ZADANIE A
Ułóż w listę JSON z napisami wiersze listingu od wiersza z „Point xyxy=(117,687,139,701)” do wiersza z „Point xyxy=(391,514,413,528)” włącznie, po jednym napisie na wiersz, bez pustych wierszy.

TEKST DO CZYTANIA
= = =
Policjanci z sekcji kryminalnej ustalili, że był to 50-letni mężczyzna, któremu udało się wydostać z rzeki, był jednak kompletnie wycieńczony i przemoczony. W takim stanie wrócił do domu pozostawiając na brzegu sprzęt. Dotrzeć do niego udało się w środę ok. godz. 13, po zakończeniu poszukiwań.
- We wtorek kilka minut przed godziną 13.00 pracownik przystani nad Wisłą w Tczewie powiadomił policjantów, że odnalazł na brzegu rzeki tuż przy przystani wędki oraz przynęty na ryby – informuje st. asp. Dariusz Górski, rzecznik Komendy Powiatowej Policji w Tczewie. - Z uwagi na to, iż na stromym, betonowym brzegu widoczne były ślady ześlizgnięcia się w kierunku nurtu, a wędka zaczepiona o krzaki pływała kilka metrów od brzegu zachodziła obawa, że jeden z wędkarzy mógł przez nikogo nie zauważony wpaść do wody.
Na miejsce skierowano służby ratunkowe. Przez ponad 3 godziny przy użyciu motorówki przeszukiwały one brzeg oraz nurt rzeki. Nikogo nie znaleziono.
= = =
PODANE DANE
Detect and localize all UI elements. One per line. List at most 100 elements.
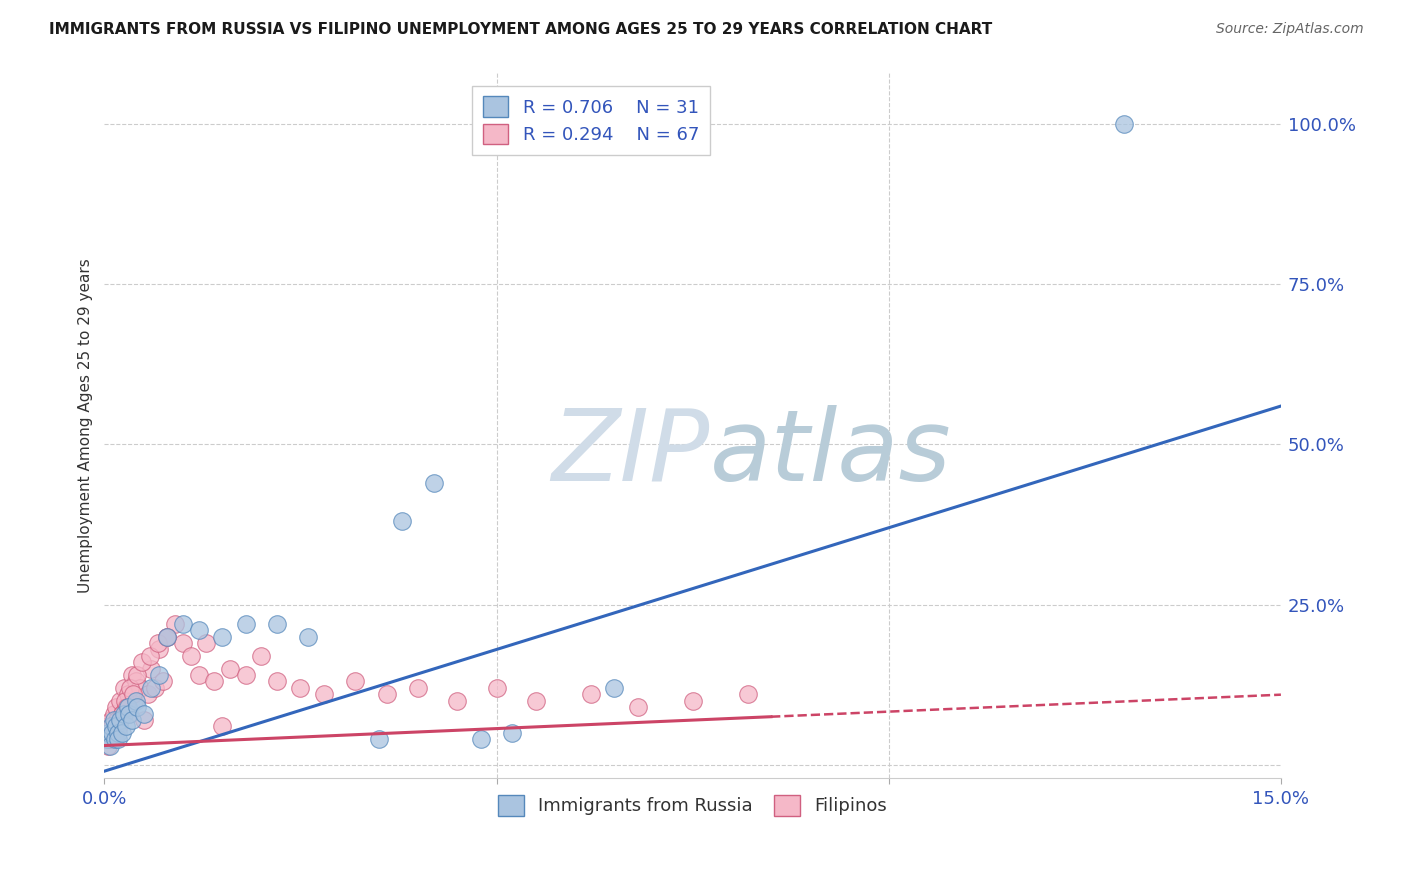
Point xyxy=(117,687,139,701)
Point xyxy=(100,713,122,727)
Point xyxy=(112,681,135,695)
Point xyxy=(682,694,704,708)
Point xyxy=(103,725,125,739)
Point xyxy=(603,681,626,695)
Point xyxy=(100,732,122,747)
Point xyxy=(96,739,118,753)
Point xyxy=(344,674,367,689)
Point xyxy=(107,719,129,733)
Point xyxy=(107,725,129,739)
Point xyxy=(367,732,389,747)
Point xyxy=(96,732,118,747)
Point xyxy=(122,694,145,708)
Point xyxy=(127,668,149,682)
Point xyxy=(180,648,202,663)
Point xyxy=(211,719,233,733)
Point xyxy=(114,694,136,708)
Point xyxy=(187,668,209,682)
Point xyxy=(100,719,122,733)
Point xyxy=(148,668,170,682)
Point xyxy=(266,674,288,689)
Point xyxy=(195,636,218,650)
Point xyxy=(391,514,413,528)
Point xyxy=(114,700,136,714)
Point xyxy=(98,739,121,753)
Point xyxy=(235,668,257,682)
Point xyxy=(202,674,225,689)
Point xyxy=(131,655,153,669)
Point xyxy=(156,630,179,644)
Point xyxy=(108,719,131,733)
Point xyxy=(112,706,135,721)
Point xyxy=(118,706,141,721)
Point xyxy=(136,687,159,701)
Point xyxy=(141,681,163,695)
Point xyxy=(235,616,257,631)
Point xyxy=(146,636,169,650)
Point xyxy=(627,700,650,714)
Point xyxy=(103,732,125,747)
Point xyxy=(121,668,143,682)
Point xyxy=(163,616,186,631)
Text: atlas: atlas xyxy=(710,405,952,502)
Point xyxy=(94,732,117,747)
Point xyxy=(266,616,288,631)
Point xyxy=(524,694,547,708)
Point xyxy=(139,648,162,663)
Text: Source: ZipAtlas.com: Source: ZipAtlas.com xyxy=(1216,22,1364,37)
Point xyxy=(103,725,125,739)
Point xyxy=(115,719,138,733)
Point xyxy=(128,681,150,695)
Point xyxy=(101,719,124,733)
Point xyxy=(250,648,273,663)
Point xyxy=(97,719,120,733)
Point xyxy=(125,694,148,708)
Point xyxy=(105,719,128,733)
Point xyxy=(423,475,446,490)
Point xyxy=(406,681,429,695)
Point xyxy=(117,700,139,714)
Point xyxy=(120,681,142,695)
Text: IMMIGRANTS FROM RUSSIA VS FILIPINO UNEMPLOYMENT AMONG AGES 25 TO 29 YEARS CORREL: IMMIGRANTS FROM RUSSIA VS FILIPINO UNEMP… xyxy=(49,22,993,37)
Point xyxy=(297,630,319,644)
Point xyxy=(111,706,134,721)
Point xyxy=(97,725,120,739)
Point xyxy=(737,687,759,701)
Point xyxy=(105,713,128,727)
Point xyxy=(470,732,492,747)
Point xyxy=(485,681,508,695)
Point xyxy=(125,674,148,689)
Point xyxy=(172,616,194,631)
Point xyxy=(312,687,335,701)
Point xyxy=(148,642,170,657)
Point xyxy=(101,725,124,739)
Point xyxy=(103,706,125,721)
Point xyxy=(132,713,155,727)
Point xyxy=(107,713,129,727)
Point xyxy=(145,681,167,695)
Point xyxy=(290,681,312,695)
Point xyxy=(152,674,174,689)
Point xyxy=(156,630,179,644)
Point xyxy=(211,630,233,644)
Point xyxy=(218,662,240,676)
Point xyxy=(156,630,179,644)
Point xyxy=(141,662,163,676)
Point xyxy=(111,706,134,721)
Point xyxy=(127,700,149,714)
Point xyxy=(108,713,131,727)
Point xyxy=(446,694,468,708)
Point xyxy=(96,725,118,739)
Point xyxy=(579,687,602,701)
Point xyxy=(103,713,125,727)
Point xyxy=(115,700,138,714)
Point xyxy=(501,725,523,739)
Point xyxy=(121,687,143,701)
Point xyxy=(118,706,141,721)
Point xyxy=(187,624,209,638)
Point xyxy=(375,687,398,701)
Point xyxy=(108,694,131,708)
Point xyxy=(121,713,143,727)
Point xyxy=(98,732,121,747)
Point xyxy=(172,636,194,650)
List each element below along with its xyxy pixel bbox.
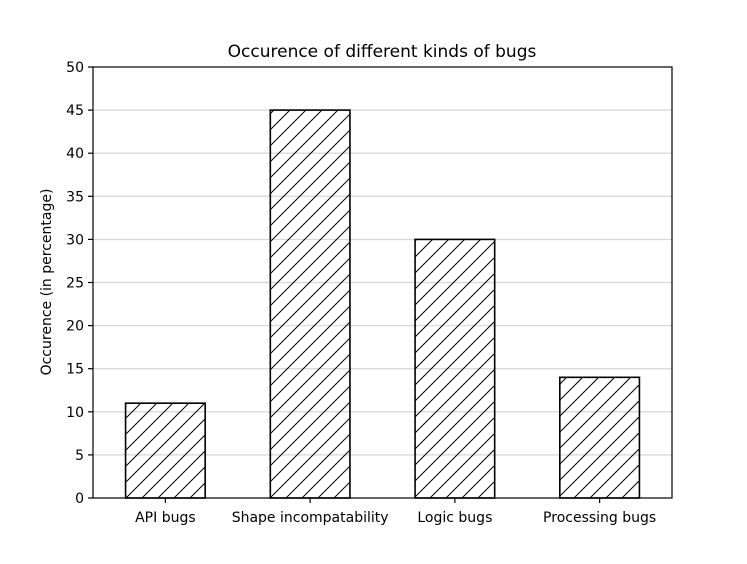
- y-tick-label: 0: [75, 491, 84, 507]
- y-tick-label: 10: [66, 405, 84, 421]
- x-tick-label: Processing bugs: [543, 510, 656, 526]
- bar: [559, 376, 641, 499]
- y-tick-label: 40: [66, 146, 84, 162]
- y-tick-label: 20: [66, 319, 84, 335]
- x-tick-label: API bugs: [135, 510, 196, 526]
- y-tick-label: 25: [66, 276, 84, 292]
- y-axis-title: Occurence (in percentage): [39, 189, 55, 376]
- bar: [124, 402, 206, 499]
- x-tick-label: Shape incompatability: [232, 510, 389, 526]
- y-tick-label: 30: [66, 232, 84, 248]
- axes: 0 5 10 15 20 25 30 35 40 45 50 API bugs Shape incomp…: [66, 60, 673, 526]
- bars: [124, 109, 641, 499]
- y-tick-label: 5: [75, 448, 84, 464]
- bar: [269, 109, 351, 499]
- y-tick-label: 15: [66, 362, 84, 378]
- y-tick-label: 35: [66, 189, 84, 205]
- chart-title: Occurence of different kinds of bugs: [228, 42, 537, 62]
- x-tick-label: Logic bugs: [417, 510, 492, 526]
- y-tick-label: 45: [66, 103, 84, 119]
- bar: [414, 238, 496, 499]
- y-tick-label: 50: [66, 60, 84, 76]
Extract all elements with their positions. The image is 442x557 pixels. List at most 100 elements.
= = =
ZADANIE B
Przepisz fragment tekstu o poszukiwaniach wędkarza od „Policjanci z sekcji” do „po zakończeniu poszukiwań.” włącznie, zamieniając „rzeki” na „Wisły”.

ROZWIĄZANIE A
[
  "Point xyxy=(117,687,139,701)",
  "Point xyxy=(100,713,122,727)",
  "Point xyxy=(112,681,135,695)",
  "Point xyxy=(682,694,704,708)",
  "Point xyxy=(103,725,125,739)",
  "Point xyxy=(603,681,626,695)",
  "Point xyxy=(100,732,122,747)",
  "Point xyxy=(96,739,118,753)",
  "Point xyxy=(344,674,367,689)",
  "Point xyxy=(107,719,129,733)",
  "Point xyxy=(107,725,129,739)",
  "Point xyxy=(367,732,389,747)",
  "Point xyxy=(96,732,118,747)",
  "Point xyxy=(122,694,145,708)",
  "Point xyxy=(127,668,149,682)",
  "Point xyxy=(180,648,202,663)",
  "Point xyxy=(211,719,233,733)",
  "Point xyxy=(114,694,136,708)",
  "Point xyxy=(187,668,209,682)",
  "Point xyxy=(100,719,122,733)",
  "Point xyxy=(148,668,170,682)",
  "Point xyxy=(266,674,288,689)",
  "Point xyxy=(195,636,218,650)",
  "Point xyxy=(391,514,413,528)"
]

ROZWIĄZANIE B
Policjanci z sekcji kryminalnej ustalili, że był to 50-letni mężczyzna, któremu udało się wydostać z Wisły, był jednak kompletnie wycieńczony i przemoczony. W takim stanie wrócił do domu pozostawiając na brzegu sprzęt. Dotrzeć do niego udało się w środę ok. godz. 13, po zakończeniu poszukiwań.